_TASK:_ Reproduce each of the entries below word for word, omitting the images.

_Layout annotation entries:_
==================================================

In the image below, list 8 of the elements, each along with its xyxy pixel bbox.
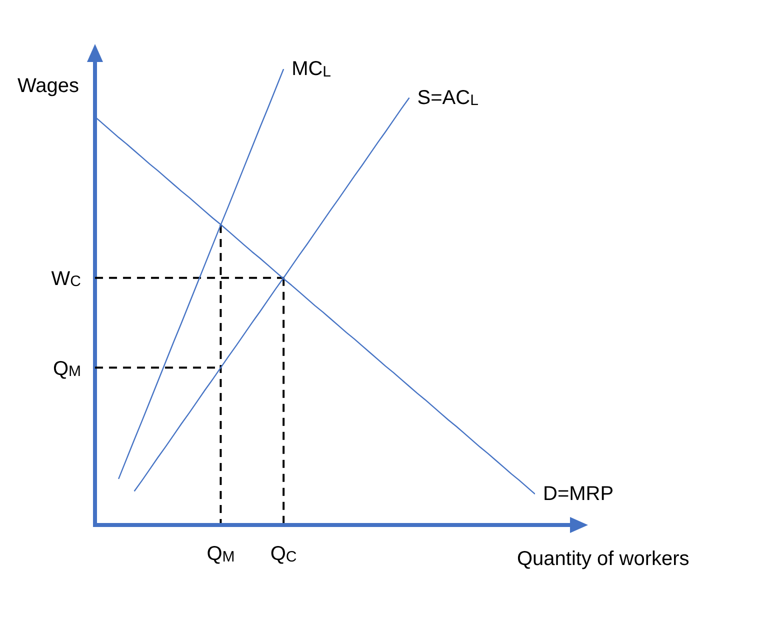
series-label: S=ACL [417,86,478,110]
series-label: QM [52,358,82,380]
series-label: WC [51,268,82,290]
y-axis-title: Wages [17,75,80,98]
series-label: D=MRP [543,483,614,506]
x-tick-label: QC [270,543,297,566]
series-label: MCL [292,58,332,80]
x-axis-title: Quantity of workers [517,548,690,570]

==================================================

_ANSWER TO THE EXERCISE:_
In the image below, list 8 of the elements, each along with its xyxy pixel bbox.
series-label: S=ACL [417,86,478,110]
series-label: QM [52,358,82,380]
series-label: WC [51,268,82,290]
y-axis-title: Wages [17,75,80,98]
series-label: D=MRP [543,483,614,506]
x-tick-label: QC [270,543,297,566]
series-label: MCL [292,58,332,80]
x-axis-title: Quantity of workers [517,548,690,570]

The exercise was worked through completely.